**The request**
Tell how many lines in these records contain the string "USGS", with only the number as the reply.

[Dataset items]

▶

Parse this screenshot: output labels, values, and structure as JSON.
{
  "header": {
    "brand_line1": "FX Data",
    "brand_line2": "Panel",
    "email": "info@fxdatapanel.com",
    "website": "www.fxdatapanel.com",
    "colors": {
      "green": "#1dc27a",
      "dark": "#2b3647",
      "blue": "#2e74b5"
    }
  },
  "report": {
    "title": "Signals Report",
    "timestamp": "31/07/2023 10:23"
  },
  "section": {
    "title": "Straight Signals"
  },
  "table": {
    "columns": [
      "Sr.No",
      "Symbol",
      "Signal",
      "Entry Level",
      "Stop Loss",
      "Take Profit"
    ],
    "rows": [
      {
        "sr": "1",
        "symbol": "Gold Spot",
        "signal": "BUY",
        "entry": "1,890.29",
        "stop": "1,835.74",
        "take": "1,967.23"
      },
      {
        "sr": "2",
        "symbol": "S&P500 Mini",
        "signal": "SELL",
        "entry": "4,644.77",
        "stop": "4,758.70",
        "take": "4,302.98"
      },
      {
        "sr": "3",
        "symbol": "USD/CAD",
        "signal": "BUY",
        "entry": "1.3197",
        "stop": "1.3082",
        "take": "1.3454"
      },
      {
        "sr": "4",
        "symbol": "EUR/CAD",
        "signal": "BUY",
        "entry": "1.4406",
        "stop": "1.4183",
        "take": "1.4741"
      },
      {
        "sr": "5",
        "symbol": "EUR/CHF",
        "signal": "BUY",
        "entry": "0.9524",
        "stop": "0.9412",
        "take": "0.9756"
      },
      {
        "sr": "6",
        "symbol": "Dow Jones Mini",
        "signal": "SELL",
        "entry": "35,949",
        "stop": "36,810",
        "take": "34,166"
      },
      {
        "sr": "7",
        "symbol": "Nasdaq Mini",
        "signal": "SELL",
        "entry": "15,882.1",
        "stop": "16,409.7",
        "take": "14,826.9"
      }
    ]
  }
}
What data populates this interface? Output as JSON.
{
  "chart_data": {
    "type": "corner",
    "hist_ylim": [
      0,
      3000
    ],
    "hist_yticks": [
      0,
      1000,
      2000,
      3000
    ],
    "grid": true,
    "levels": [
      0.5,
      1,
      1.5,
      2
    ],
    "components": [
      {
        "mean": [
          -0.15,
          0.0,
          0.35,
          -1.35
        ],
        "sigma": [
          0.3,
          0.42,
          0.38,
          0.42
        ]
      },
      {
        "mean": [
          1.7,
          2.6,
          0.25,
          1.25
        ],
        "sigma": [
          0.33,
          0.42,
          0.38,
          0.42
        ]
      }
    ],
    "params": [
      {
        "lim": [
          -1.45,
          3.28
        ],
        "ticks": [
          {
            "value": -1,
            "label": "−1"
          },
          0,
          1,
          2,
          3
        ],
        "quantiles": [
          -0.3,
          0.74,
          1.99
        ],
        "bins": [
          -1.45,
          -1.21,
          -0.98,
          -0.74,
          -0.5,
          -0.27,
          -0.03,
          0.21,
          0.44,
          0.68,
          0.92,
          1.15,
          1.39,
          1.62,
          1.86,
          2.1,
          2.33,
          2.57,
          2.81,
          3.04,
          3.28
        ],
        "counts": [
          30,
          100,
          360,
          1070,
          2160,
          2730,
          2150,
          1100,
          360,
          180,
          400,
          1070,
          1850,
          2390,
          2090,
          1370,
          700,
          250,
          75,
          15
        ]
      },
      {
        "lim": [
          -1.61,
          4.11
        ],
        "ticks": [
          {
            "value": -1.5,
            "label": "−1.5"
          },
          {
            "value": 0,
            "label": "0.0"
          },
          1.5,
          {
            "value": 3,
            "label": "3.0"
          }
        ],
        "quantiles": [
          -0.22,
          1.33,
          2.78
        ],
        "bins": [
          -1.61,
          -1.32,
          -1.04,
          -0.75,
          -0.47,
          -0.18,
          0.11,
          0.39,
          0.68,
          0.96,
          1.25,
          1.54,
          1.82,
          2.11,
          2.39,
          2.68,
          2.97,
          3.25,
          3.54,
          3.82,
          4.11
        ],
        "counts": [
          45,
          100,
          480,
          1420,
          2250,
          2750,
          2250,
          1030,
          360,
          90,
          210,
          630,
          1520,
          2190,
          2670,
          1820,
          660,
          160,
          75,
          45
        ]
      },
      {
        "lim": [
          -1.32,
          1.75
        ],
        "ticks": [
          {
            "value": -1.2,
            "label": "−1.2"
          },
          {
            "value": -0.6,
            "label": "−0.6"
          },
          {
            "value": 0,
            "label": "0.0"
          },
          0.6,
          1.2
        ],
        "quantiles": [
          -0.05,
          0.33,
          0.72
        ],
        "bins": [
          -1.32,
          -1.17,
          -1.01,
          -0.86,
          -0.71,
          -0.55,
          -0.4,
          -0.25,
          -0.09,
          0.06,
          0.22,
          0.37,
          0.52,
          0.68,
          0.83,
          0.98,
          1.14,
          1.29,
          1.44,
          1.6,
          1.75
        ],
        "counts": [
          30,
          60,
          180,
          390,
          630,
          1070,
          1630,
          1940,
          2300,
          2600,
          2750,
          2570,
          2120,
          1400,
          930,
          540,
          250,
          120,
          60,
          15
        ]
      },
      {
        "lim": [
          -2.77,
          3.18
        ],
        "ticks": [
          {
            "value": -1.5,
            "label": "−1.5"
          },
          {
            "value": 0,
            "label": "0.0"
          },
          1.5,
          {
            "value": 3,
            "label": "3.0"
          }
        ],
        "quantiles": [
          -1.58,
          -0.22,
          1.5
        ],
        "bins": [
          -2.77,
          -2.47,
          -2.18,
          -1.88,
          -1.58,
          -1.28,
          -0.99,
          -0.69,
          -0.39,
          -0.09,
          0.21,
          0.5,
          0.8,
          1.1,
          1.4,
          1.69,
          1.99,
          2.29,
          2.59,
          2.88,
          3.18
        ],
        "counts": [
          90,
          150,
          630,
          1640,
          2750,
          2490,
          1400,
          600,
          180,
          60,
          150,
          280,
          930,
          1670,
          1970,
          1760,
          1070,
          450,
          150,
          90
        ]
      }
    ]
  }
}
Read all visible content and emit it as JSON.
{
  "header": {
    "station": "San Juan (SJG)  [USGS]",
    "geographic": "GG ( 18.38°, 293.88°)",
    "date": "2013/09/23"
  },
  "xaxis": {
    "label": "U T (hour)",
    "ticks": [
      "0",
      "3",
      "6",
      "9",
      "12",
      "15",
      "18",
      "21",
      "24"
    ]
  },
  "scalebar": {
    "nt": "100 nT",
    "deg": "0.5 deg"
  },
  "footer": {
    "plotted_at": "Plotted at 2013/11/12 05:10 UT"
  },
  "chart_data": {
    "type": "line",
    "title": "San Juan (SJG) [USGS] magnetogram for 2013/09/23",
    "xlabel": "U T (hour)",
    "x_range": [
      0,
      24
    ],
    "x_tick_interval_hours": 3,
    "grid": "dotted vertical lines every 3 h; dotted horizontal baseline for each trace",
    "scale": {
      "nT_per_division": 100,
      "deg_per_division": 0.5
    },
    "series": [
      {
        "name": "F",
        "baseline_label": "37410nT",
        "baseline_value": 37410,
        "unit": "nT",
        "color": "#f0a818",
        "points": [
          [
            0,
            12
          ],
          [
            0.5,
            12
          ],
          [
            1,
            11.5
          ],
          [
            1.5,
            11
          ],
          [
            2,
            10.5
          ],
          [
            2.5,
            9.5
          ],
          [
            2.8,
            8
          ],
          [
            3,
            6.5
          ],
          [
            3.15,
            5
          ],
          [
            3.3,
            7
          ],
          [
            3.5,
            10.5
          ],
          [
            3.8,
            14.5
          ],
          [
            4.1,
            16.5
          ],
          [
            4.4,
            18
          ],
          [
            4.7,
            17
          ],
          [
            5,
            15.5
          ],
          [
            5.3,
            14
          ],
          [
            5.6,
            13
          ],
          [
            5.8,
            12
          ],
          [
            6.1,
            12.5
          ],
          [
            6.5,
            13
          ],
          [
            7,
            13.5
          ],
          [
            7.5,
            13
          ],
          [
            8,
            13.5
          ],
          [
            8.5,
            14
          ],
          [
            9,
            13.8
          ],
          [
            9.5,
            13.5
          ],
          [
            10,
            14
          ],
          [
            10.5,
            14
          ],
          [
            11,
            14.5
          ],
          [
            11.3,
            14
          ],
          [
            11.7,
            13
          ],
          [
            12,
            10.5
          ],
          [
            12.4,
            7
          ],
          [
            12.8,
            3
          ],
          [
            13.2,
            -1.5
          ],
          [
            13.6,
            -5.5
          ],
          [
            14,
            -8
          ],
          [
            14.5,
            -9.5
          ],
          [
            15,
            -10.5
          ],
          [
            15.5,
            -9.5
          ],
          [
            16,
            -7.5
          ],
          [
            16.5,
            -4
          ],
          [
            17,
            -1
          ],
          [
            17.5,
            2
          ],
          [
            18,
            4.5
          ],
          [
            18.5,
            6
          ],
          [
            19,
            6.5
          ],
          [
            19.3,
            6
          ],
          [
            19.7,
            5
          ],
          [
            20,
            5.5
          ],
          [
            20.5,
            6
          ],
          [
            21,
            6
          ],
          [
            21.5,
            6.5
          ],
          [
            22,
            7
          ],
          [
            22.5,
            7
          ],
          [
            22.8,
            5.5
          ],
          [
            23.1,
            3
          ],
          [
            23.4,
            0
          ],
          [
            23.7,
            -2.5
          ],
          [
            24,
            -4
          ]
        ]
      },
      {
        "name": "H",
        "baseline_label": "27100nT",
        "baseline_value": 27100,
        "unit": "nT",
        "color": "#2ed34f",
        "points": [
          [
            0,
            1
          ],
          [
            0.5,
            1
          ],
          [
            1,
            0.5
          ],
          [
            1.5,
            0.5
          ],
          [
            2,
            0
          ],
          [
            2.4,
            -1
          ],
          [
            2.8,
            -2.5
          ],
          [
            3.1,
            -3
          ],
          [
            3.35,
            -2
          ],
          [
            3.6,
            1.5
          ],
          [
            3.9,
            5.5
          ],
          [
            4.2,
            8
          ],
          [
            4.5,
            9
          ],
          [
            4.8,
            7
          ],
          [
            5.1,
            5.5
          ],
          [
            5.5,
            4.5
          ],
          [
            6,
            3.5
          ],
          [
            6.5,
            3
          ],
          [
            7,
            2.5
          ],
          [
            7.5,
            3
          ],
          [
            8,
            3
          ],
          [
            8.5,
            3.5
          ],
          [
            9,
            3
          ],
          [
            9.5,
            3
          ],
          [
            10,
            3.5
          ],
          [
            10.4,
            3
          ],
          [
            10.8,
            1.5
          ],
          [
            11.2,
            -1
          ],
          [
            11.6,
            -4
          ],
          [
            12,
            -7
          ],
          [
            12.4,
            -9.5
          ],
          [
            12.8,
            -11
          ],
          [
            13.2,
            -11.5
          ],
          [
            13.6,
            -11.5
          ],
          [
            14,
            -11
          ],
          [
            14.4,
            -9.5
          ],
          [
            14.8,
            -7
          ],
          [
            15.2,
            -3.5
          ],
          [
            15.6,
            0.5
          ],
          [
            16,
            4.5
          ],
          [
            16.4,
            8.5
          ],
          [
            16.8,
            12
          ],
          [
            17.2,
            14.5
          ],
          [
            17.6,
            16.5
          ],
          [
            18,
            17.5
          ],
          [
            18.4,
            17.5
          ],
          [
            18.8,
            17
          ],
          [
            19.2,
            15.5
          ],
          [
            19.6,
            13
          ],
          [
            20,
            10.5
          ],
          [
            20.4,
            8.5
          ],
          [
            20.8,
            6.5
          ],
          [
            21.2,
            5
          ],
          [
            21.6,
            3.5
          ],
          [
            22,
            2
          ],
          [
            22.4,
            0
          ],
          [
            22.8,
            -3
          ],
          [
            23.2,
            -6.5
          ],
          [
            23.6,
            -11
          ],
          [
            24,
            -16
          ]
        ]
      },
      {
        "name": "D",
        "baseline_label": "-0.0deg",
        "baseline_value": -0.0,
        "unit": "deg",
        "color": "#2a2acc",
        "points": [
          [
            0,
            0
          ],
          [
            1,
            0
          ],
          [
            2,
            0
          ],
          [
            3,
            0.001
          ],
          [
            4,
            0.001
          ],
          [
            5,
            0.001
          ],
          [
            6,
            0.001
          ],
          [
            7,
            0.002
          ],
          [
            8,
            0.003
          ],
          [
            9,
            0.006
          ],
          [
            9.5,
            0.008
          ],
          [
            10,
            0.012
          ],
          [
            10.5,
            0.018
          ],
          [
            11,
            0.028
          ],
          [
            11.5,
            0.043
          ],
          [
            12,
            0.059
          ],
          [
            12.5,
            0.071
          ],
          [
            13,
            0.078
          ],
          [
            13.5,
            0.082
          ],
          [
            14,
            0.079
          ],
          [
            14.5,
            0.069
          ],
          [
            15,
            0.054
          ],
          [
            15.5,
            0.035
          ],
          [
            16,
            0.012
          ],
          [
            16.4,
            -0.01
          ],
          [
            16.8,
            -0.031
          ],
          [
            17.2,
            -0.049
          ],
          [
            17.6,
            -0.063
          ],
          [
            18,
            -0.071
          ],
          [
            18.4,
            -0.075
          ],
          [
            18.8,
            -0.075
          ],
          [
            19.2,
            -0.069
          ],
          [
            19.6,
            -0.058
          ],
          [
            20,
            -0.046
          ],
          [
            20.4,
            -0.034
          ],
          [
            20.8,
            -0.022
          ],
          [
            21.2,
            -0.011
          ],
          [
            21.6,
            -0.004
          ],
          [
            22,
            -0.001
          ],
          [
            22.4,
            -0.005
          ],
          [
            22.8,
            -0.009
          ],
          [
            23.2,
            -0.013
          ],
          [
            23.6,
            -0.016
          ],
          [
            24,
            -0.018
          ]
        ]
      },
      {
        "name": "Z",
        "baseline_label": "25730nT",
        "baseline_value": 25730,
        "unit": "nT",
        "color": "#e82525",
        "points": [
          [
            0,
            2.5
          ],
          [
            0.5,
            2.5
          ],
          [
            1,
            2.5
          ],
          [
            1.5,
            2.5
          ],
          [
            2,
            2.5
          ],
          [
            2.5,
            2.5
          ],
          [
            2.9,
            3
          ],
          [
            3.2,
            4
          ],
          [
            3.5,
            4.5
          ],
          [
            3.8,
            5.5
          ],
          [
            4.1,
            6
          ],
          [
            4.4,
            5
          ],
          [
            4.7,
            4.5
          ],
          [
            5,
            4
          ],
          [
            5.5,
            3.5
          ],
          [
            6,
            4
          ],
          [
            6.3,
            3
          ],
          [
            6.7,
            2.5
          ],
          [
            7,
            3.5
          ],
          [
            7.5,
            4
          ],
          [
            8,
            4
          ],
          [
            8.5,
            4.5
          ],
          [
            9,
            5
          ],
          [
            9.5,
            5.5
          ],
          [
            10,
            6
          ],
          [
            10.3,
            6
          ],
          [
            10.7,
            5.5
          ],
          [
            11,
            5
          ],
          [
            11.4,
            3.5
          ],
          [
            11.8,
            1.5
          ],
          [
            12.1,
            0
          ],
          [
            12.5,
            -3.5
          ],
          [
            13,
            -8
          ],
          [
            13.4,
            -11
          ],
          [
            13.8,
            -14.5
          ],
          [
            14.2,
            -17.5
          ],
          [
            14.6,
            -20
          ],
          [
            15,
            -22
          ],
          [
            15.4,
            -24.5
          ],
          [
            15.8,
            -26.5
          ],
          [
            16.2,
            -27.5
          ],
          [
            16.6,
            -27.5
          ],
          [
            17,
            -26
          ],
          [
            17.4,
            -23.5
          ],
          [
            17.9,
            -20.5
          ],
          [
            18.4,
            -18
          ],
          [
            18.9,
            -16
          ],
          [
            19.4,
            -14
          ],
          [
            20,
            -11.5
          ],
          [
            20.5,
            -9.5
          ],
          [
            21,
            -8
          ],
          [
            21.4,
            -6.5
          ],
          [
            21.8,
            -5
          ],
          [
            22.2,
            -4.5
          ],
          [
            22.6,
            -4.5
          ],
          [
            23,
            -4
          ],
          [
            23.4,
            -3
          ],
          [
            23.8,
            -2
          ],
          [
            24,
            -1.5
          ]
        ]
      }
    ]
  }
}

◀

**Task solution**
2